Using the text on the town of Hebron, Wisconsin, explain in one to three sentences how the town of Hebron and the census-designated place of Hebron are related.
=== DOCUMENT PASSAGE ===
Hebron is a town in Jefferson County, Wisconsin, United States. The population was 1,043 at the 2020 census. The census-designated place of Hebron is located in the town.

Geography
According to the United States Census Bureau, the town has a total area of 28.9 square miles (75.0 km2), of which 28.9 square miles (74.7 km2) is land and 0.1 square miles (0.3 km2), or 0.35%, is water.

Demographics

As of the census of 2000, there were 1,135 people, 391 households, and 303 families residing in the town. The population density was 39.3 people per square mile (15.2/km2). There were 410 housing units at an average density of 14.2 per square mile (5.5/km2). The racial makeup of the town was 98.68% White, 0.18% Black or African American, 0.53% Native American, 0.09% Asian, 0.09% from other races, and 0.44% from two or more races. 2.38% of the population were Hispanic or Latino of any race.
=== RECORDED DATA ===
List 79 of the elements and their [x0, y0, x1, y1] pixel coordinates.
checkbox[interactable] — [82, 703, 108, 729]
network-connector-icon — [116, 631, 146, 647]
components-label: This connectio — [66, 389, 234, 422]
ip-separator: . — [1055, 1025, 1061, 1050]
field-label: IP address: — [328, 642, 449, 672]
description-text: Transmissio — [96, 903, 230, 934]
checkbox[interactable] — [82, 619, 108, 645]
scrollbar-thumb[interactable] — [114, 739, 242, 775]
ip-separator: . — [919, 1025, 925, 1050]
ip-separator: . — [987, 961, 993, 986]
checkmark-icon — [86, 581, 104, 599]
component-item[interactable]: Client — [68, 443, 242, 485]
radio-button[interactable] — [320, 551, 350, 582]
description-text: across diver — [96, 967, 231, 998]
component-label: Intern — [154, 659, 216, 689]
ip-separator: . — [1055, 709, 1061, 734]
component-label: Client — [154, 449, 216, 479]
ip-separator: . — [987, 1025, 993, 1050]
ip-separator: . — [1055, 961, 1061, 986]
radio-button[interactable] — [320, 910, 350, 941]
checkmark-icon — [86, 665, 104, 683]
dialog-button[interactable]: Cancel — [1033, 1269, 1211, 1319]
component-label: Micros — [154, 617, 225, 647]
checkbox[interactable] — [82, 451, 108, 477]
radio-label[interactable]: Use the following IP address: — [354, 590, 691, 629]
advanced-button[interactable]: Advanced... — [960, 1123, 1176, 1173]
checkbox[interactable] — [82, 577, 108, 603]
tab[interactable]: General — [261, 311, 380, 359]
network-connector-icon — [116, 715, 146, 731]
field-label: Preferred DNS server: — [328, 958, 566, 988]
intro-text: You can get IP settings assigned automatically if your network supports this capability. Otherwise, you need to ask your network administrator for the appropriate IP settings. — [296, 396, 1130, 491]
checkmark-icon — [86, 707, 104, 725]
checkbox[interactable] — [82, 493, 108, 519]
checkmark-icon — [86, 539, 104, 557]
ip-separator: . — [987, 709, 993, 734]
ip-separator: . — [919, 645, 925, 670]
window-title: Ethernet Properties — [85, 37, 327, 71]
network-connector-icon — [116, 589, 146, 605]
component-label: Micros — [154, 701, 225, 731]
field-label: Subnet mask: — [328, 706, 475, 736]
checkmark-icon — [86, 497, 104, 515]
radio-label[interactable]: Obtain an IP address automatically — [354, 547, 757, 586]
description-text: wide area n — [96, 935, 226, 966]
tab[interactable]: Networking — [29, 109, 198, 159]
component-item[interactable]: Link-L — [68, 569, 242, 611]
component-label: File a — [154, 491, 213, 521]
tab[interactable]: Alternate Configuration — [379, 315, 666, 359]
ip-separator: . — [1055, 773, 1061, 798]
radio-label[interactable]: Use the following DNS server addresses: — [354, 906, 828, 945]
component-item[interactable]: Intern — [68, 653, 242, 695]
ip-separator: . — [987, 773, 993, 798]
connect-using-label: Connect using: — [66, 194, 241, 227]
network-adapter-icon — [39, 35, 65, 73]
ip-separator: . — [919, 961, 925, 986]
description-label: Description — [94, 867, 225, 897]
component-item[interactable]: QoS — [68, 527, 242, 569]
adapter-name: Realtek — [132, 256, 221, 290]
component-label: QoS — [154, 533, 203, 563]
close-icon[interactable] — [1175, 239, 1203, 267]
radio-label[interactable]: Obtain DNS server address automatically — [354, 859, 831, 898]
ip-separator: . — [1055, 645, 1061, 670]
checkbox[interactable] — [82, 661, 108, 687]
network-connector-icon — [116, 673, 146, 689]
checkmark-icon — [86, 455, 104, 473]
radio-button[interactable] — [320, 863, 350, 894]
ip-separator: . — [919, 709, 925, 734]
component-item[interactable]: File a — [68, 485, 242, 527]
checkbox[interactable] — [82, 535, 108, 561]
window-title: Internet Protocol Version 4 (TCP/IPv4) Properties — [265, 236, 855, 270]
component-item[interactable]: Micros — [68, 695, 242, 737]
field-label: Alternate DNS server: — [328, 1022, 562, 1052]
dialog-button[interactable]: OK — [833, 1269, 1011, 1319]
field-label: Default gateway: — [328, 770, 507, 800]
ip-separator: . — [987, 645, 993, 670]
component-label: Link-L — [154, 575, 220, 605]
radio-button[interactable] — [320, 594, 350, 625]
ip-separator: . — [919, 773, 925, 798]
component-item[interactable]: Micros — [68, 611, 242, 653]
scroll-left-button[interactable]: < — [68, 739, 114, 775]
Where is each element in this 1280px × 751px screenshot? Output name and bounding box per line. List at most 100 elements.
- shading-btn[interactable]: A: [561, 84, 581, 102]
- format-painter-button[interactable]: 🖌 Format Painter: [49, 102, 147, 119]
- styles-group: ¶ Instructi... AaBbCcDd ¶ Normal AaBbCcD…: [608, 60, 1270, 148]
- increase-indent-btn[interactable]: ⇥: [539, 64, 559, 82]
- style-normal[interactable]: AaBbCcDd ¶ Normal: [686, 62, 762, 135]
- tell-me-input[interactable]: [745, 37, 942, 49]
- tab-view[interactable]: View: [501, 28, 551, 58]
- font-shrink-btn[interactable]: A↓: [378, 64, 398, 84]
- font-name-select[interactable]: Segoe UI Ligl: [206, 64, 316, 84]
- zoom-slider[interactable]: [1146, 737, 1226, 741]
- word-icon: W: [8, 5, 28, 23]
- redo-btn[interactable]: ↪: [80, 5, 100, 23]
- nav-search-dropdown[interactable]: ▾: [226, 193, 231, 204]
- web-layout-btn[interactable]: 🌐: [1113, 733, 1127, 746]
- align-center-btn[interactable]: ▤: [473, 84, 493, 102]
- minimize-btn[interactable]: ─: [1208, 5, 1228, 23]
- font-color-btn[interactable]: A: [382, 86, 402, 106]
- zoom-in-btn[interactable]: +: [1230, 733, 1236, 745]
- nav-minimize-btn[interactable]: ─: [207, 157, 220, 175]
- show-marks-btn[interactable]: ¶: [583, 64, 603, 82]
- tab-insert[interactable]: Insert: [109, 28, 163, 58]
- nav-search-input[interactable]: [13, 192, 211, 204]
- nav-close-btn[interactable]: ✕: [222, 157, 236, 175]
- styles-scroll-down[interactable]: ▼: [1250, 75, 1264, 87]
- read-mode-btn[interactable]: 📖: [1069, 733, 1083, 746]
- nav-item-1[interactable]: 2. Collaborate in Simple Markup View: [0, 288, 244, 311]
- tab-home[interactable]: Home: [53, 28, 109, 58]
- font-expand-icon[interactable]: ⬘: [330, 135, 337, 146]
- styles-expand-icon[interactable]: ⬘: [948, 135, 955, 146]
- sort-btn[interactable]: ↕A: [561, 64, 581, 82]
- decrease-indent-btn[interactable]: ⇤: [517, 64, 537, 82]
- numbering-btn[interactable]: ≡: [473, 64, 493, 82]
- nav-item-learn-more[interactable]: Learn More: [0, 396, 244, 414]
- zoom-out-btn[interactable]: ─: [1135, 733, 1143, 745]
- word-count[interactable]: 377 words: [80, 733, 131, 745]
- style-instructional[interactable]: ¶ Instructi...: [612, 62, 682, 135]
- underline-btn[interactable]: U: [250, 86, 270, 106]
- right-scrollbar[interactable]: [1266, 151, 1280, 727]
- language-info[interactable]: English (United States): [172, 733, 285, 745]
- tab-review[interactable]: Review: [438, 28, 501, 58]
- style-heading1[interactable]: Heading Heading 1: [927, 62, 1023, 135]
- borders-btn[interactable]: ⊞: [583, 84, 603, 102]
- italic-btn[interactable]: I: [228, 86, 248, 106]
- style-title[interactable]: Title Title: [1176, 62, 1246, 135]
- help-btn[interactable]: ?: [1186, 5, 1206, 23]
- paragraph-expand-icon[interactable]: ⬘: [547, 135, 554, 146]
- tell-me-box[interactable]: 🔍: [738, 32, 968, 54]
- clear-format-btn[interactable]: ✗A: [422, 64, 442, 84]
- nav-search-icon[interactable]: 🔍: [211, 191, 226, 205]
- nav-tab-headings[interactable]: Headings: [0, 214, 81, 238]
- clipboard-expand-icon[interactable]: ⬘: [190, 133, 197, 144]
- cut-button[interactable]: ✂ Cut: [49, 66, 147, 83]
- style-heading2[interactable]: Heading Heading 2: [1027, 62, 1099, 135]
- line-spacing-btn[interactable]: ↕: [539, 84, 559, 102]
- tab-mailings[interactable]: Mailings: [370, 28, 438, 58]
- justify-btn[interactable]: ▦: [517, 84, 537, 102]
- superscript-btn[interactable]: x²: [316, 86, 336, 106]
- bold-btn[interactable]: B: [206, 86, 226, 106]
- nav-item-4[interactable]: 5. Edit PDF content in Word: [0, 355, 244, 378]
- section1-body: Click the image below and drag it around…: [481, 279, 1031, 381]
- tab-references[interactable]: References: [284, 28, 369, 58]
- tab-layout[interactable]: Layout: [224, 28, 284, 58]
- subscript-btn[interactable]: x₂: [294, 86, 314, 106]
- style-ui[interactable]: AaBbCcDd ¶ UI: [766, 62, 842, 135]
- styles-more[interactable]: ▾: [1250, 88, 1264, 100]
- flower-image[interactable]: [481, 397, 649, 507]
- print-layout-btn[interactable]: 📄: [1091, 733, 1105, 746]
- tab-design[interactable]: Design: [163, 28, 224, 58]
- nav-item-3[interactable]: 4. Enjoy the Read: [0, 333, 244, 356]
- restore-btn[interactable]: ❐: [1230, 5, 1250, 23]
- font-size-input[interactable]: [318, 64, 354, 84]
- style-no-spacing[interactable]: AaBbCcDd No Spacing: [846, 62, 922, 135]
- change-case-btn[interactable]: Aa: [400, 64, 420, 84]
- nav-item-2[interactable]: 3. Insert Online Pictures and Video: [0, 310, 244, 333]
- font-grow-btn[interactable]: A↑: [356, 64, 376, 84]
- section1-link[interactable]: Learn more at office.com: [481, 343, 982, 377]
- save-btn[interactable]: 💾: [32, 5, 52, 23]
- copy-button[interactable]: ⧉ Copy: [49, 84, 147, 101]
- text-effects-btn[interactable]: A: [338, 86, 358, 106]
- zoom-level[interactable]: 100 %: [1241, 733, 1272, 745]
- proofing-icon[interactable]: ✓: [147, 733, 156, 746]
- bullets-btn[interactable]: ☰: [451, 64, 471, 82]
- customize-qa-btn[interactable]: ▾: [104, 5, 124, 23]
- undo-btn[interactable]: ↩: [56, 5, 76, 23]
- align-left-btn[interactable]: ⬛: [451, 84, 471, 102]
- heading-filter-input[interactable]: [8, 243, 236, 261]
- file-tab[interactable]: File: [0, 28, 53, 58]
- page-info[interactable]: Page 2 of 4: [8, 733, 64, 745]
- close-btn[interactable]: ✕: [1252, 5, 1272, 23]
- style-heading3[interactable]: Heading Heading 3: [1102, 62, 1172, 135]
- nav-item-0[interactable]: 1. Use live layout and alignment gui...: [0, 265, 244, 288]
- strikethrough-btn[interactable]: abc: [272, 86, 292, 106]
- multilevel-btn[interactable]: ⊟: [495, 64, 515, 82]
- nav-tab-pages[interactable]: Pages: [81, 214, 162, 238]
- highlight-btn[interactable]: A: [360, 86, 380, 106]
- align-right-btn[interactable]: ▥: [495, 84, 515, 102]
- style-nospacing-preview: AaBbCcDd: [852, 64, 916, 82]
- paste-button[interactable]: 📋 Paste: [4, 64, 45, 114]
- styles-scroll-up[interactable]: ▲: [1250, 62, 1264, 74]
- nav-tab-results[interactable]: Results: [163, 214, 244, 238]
===
* **TASK RESPONSE**
Hebron is a town in Jefferson County, Wisconsin, and the census-designated place of Hebron is located within that town.